Extract the data exactly, missing nothing.

*THE INPUT*:
....................

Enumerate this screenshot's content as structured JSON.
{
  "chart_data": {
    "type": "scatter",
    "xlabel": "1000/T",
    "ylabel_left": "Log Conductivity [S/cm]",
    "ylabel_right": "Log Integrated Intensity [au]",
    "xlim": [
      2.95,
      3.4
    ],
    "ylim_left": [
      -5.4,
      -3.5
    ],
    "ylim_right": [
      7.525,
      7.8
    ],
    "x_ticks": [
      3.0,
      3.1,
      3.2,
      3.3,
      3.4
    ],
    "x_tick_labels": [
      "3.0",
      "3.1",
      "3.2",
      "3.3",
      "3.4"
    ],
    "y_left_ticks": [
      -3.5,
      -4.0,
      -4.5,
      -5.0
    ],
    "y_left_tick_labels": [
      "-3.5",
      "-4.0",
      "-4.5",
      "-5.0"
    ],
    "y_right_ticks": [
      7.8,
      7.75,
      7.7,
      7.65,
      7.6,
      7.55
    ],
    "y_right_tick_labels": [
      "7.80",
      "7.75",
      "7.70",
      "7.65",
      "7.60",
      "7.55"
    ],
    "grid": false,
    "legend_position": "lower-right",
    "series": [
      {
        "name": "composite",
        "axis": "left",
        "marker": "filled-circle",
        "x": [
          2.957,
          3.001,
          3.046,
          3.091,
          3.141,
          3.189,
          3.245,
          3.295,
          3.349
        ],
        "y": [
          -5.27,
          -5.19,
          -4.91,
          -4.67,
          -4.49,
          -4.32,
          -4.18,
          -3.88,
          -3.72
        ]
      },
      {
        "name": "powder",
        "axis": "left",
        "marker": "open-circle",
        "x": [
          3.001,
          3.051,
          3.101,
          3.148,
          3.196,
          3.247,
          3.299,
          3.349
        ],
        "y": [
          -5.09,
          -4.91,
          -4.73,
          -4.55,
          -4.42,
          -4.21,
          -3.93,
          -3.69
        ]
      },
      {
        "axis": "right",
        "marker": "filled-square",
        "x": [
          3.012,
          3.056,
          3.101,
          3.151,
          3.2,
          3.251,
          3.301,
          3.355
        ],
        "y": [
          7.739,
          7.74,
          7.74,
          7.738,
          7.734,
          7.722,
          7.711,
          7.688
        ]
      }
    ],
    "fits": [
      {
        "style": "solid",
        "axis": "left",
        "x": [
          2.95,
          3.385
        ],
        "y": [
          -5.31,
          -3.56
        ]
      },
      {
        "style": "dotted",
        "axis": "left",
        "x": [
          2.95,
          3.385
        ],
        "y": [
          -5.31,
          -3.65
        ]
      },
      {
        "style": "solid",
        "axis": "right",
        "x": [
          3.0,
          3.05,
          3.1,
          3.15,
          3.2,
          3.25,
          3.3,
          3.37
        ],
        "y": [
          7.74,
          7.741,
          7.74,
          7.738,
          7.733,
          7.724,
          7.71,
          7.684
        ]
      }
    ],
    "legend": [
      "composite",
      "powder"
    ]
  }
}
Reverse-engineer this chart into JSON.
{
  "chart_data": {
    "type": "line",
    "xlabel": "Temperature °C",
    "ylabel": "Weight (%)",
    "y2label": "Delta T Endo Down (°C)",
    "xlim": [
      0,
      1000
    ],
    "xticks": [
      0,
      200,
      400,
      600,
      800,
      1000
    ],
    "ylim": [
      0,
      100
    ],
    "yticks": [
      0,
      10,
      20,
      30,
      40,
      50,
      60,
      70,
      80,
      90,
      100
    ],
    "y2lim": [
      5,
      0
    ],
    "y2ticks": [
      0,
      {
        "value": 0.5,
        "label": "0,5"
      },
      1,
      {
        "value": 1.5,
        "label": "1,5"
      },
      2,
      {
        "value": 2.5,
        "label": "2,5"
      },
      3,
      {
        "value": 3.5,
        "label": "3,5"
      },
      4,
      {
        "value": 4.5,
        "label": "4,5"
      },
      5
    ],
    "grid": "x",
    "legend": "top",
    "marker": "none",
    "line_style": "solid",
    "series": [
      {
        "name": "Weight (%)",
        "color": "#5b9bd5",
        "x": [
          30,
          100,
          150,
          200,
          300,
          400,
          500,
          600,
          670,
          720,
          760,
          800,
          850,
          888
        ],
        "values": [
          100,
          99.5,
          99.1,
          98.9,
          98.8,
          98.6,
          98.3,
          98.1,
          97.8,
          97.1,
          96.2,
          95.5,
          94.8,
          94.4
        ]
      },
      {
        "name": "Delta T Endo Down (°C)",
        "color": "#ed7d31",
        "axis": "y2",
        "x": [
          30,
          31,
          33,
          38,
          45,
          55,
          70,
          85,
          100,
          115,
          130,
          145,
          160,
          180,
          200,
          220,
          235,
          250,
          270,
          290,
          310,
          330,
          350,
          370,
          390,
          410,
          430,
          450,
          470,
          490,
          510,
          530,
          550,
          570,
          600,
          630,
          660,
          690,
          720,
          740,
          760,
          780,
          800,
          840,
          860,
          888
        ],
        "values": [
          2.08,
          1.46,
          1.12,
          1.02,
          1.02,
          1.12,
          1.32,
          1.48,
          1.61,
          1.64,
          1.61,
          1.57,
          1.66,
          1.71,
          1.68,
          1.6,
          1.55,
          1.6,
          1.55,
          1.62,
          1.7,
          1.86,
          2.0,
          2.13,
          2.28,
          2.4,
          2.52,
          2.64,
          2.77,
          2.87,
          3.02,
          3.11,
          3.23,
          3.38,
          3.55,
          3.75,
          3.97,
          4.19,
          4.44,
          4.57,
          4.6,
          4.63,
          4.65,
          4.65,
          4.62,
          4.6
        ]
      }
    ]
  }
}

....................

*TASK ANSWER*:
Enumerate this screenshot's content as structured JSON.
{
  "chart_data": {
    "type": "scatter",
    "xlabel": "1000/T",
    "ylabel_left": "Log Conductivity [S/cm]",
    "ylabel_right": "Log Integrated Intensity [au]",
    "xlim": [
      2.95,
      3.4
    ],
    "ylim_left": [
      -5.4,
      -3.5
    ],
    "ylim_right": [
      7.525,
      7.8
    ],
    "x_ticks": [
      3.0,
      3.1,
      3.2,
      3.3,
      3.4
    ],
    "x_tick_labels": [
      "3.0",
      "3.1",
      "3.2",
      "3.3",
      "3.4"
    ],
    "y_left_ticks": [
      -3.5,
      -4.0,
      -4.5,
      -5.0
    ],
    "y_left_tick_labels": [
      "-3.5",
      "-4.0",
      "-4.5",
      "-5.0"
    ],
    "y_right_ticks": [
      7.8,
      7.75,
      7.7,
      7.65,
      7.6,
      7.55
    ],
    "y_right_tick_labels": [
      "7.80",
      "7.75",
      "7.70",
      "7.65",
      "7.60",
      "7.55"
    ],
    "grid": false,
    "legend_position": "lower-right",
    "series": [
      {
        "name": "composite",
        "axis": "left",
        "marker": "filled-circle",
        "x": [
          2.957,
          3.001,
          3.046,
          3.091,
          3.141,
          3.189,
          3.245,
          3.295,
          3.349
        ],
        "y": [
          -5.27,
          -5.19,
          -4.91,
          -4.67,
          -4.49,
          -4.32,
          -4.18,
          -3.88,
          -3.72
        ]
      },
      {
        "name": "powder",
        "axis": "left",
        "marker": "open-circle",
        "x": [
          3.001,
          3.051,
          3.101,
          3.148,
          3.196,
          3.247,
          3.299,
          3.349
        ],
        "y": [
          -5.09,
          -4.91,
          -4.73,
          -4.55,
          -4.42,
          -4.21,
          -3.93,
          -3.69
        ]
      },
      {
        "axis": "right",
        "marker": "filled-square",
        "x": [
          3.012,
          3.056,
          3.101,
          3.151,
          3.2,
          3.251,
          3.301,
          3.355
        ],
        "y": [
          7.739,
          7.74,
          7.74,
          7.738,
          7.734,
          7.722,
          7.711,
          7.688
        ]
      }
    ],
    "fits": [
      {
        "style": "solid",
        "axis": "left",
        "x": [
          2.95,
          3.385
        ],
        "y": [
          -5.31,
          -3.56
        ]
      },
      {
        "style": "dotted",
        "axis": "left",
        "x": [
          2.95,
          3.385
        ],
        "y": [
          -5.31,
          -3.65
        ]
      },
      {
        "style": "solid",
        "axis": "right",
        "x": [
          3.0,
          3.05,
          3.1,
          3.15,
          3.2,
          3.25,
          3.3,
          3.37
        ],
        "y": [
          7.74,
          7.741,
          7.74,
          7.738,
          7.733,
          7.724,
          7.71,
          7.684
        ]
      }
    ],
    "legend": [
      "composite",
      "powder"
    ]
  }
}
Reverse-engineer this chart into JSON.
{
  "chart_data": {
    "type": "line",
    "xlabel": "Temperature °C",
    "ylabel": "Weight (%)",
    "y2label": "Delta T Endo Down (°C)",
    "xlim": [
      0,
      1000
    ],
    "xticks": [
      0,
      200,
      400,
      600,
      800,
      1000
    ],
    "ylim": [
      0,
      100
    ],
    "yticks": [
      0,
      10,
      20,
      30,
      40,
      50,
      60,
      70,
      80,
      90,
      100
    ],
    "y2lim": [
      5,
      0
    ],
    "y2ticks": [
      0,
      {
        "value": 0.5,
        "label": "0,5"
      },
      1,
      {
        "value": 1.5,
        "label": "1,5"
      },
      2,
      {
        "value": 2.5,
        "label": "2,5"
      },
      3,
      {
        "value": 3.5,
        "label": "3,5"
      },
      4,
      {
        "value": 4.5,
        "label": "4,5"
      },
      5
    ],
    "grid": "x",
    "legend": "top",
    "marker": "none",
    "line_style": "solid",
    "series": [
      {
        "name": "Weight (%)",
        "color": "#5b9bd5",
        "x": [
          30,
          100,
          150,
          200,
          300,
          400,
          500,
          600,
          670,
          720,
          760,
          800,
          850,
          888
        ],
        "values": [
          100,
          99.5,
          99.1,
          98.9,
          98.8,
          98.6,
          98.3,
          98.1,
          97.8,
          97.1,
          96.2,
          95.5,
          94.8,
          94.4
        ]
      },
      {
        "name": "Delta T Endo Down (°C)",
        "color": "#ed7d31",
        "axis": "y2",
        "x": [
          30,
          31,
          33,
          38,
          45,
          55,
          70,
          85,
          100,
          115,
          130,
          145,
          160,
          180,
          200,
          220,
          235,
          250,
          270,
          290,
          310,
          330,
          350,
          370,
          390,
          410,
          430,
          450,
          470,
          490,
          510,
          530,
          550,
          570,
          600,
          630,
          660,
          690,
          720,
          740,
          760,
          780,
          800,
          840,
          860,
          888
        ],
        "values": [
          2.08,
          1.46,
          1.12,
          1.02,
          1.02,
          1.12,
          1.32,
          1.48,
          1.61,
          1.64,
          1.61,
          1.57,
          1.66,
          1.71,
          1.68,
          1.6,
          1.55,
          1.6,
          1.55,
          1.62,
          1.7,
          1.86,
          2.0,
          2.13,
          2.28,
          2.4,
          2.52,
          2.64,
          2.77,
          2.87,
          3.02,
          3.11,
          3.23,
          3.38,
          3.55,
          3.75,
          3.97,
          4.19,
          4.44,
          4.57,
          4.6,
          4.63,
          4.65,
          4.65,
          4.62,
          4.6
        ]
      }
    ]
  }
}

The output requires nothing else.